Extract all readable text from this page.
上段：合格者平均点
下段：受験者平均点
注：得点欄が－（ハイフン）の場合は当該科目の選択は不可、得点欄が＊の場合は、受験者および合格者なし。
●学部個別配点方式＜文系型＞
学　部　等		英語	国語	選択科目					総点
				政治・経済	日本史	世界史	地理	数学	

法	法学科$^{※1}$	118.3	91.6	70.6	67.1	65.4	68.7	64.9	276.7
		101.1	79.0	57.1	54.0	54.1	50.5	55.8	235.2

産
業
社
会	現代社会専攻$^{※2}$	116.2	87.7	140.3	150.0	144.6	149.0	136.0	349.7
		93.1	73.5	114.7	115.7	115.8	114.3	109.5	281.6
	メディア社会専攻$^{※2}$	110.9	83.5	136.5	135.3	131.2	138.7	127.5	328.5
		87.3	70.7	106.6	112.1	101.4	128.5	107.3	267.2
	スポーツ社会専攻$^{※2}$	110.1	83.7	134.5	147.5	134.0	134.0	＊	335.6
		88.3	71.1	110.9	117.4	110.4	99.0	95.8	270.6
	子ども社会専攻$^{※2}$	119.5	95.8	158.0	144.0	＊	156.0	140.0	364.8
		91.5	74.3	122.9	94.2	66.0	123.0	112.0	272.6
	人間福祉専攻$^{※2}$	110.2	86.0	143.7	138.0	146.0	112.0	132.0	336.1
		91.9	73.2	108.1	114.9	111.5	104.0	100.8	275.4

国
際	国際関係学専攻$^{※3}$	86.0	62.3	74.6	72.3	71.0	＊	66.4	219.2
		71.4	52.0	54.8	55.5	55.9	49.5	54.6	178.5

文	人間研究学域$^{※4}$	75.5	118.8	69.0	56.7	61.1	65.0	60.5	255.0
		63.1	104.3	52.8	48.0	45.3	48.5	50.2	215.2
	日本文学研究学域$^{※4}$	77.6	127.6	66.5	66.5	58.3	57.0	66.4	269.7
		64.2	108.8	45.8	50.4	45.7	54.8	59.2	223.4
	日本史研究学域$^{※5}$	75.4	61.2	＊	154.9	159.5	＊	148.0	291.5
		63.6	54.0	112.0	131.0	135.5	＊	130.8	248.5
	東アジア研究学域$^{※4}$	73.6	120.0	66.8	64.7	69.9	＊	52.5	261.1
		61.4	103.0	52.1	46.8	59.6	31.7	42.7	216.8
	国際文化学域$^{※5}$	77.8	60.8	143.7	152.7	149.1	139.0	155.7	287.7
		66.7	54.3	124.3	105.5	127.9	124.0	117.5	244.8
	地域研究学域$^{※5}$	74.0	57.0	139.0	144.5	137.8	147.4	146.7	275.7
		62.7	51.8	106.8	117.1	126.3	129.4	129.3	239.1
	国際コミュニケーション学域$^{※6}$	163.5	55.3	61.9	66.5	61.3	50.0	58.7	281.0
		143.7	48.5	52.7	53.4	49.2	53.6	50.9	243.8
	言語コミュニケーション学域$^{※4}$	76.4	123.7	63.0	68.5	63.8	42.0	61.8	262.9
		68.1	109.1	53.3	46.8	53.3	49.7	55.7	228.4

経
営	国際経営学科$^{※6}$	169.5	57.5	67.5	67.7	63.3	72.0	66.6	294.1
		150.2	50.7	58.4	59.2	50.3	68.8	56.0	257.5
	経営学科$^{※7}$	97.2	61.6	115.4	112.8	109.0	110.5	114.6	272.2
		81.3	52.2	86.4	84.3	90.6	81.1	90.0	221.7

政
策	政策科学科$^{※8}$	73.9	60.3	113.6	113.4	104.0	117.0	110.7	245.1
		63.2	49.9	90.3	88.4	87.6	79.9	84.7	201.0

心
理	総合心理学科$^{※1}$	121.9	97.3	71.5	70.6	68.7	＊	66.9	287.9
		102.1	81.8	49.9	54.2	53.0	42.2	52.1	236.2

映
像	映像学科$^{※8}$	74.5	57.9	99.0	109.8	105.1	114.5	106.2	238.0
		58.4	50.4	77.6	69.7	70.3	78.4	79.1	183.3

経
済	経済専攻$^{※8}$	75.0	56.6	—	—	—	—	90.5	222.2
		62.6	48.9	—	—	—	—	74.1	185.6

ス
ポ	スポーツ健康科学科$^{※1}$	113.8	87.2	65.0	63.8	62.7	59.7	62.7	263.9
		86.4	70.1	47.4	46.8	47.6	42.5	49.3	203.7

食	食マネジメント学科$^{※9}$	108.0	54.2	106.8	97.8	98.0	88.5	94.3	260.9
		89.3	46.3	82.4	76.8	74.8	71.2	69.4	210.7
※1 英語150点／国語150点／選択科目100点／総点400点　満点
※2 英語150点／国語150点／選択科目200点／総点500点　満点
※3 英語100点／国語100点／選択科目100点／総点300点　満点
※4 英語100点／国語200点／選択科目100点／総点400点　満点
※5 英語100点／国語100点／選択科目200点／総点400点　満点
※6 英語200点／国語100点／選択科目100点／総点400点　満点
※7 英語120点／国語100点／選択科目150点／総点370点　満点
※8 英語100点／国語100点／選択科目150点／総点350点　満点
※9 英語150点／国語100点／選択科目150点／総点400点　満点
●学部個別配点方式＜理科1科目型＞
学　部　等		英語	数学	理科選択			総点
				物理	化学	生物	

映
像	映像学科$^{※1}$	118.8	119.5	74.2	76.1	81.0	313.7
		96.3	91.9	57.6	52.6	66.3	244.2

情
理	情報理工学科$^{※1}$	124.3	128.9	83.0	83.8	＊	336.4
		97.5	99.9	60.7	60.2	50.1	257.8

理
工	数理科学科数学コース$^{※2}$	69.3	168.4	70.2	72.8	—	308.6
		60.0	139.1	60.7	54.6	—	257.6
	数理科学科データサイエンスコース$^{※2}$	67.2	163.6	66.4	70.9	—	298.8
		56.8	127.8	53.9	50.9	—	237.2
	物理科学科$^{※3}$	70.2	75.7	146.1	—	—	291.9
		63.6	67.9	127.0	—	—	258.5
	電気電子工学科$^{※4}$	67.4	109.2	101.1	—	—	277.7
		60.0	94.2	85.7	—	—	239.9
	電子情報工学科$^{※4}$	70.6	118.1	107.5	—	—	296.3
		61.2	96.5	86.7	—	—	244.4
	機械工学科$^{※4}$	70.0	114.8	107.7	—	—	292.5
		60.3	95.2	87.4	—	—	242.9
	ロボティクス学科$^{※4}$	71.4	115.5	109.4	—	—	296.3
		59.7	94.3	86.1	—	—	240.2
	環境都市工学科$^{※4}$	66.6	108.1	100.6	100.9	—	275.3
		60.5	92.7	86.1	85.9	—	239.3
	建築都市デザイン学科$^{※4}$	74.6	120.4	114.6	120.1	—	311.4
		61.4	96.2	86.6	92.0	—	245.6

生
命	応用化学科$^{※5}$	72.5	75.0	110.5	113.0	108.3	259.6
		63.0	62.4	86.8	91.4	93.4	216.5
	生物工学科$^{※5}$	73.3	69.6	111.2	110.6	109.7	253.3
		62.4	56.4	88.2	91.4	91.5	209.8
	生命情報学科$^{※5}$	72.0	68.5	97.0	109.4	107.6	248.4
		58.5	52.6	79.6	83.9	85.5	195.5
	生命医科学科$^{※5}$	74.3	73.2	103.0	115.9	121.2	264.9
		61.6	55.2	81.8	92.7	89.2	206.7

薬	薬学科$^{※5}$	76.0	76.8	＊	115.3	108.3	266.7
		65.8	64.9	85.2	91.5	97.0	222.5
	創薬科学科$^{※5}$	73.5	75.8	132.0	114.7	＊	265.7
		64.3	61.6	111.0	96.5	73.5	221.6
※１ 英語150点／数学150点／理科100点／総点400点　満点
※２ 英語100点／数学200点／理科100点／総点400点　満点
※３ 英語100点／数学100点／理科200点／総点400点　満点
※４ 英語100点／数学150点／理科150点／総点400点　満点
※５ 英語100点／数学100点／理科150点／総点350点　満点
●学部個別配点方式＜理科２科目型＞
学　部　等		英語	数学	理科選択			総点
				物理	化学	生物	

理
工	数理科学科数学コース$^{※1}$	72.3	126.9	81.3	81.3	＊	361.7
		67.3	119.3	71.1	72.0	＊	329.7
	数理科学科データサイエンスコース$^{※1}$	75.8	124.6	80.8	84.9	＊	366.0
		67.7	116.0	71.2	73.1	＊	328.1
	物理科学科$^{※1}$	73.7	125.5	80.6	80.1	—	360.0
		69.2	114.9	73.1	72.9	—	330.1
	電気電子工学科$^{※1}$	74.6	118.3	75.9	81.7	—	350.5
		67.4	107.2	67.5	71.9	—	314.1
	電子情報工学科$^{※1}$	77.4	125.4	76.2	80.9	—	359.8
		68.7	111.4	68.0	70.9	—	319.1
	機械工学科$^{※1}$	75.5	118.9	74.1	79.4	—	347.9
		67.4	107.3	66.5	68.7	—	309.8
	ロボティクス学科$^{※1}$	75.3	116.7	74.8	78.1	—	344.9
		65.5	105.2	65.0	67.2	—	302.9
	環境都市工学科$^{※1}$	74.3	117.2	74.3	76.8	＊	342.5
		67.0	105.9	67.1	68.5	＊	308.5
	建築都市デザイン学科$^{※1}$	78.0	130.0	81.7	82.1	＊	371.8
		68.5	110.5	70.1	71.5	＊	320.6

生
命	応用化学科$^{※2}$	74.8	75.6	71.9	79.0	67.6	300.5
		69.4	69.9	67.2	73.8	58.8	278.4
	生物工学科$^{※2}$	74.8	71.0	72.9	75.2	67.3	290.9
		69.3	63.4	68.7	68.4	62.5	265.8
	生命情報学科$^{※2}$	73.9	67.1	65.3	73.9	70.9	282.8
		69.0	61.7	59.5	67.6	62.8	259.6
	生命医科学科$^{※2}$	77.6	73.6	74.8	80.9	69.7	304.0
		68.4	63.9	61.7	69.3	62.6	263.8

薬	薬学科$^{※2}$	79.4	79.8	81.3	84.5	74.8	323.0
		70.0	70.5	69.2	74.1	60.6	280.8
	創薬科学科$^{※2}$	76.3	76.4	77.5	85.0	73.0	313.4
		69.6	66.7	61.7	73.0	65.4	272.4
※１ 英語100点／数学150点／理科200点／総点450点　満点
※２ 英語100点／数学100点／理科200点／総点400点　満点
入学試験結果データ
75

###

• **STATED PROBLEM**
Give only the count of lines in the data that include the string "生命情報学科".

• **OUTPUT FOR THIS EXERCISE**
2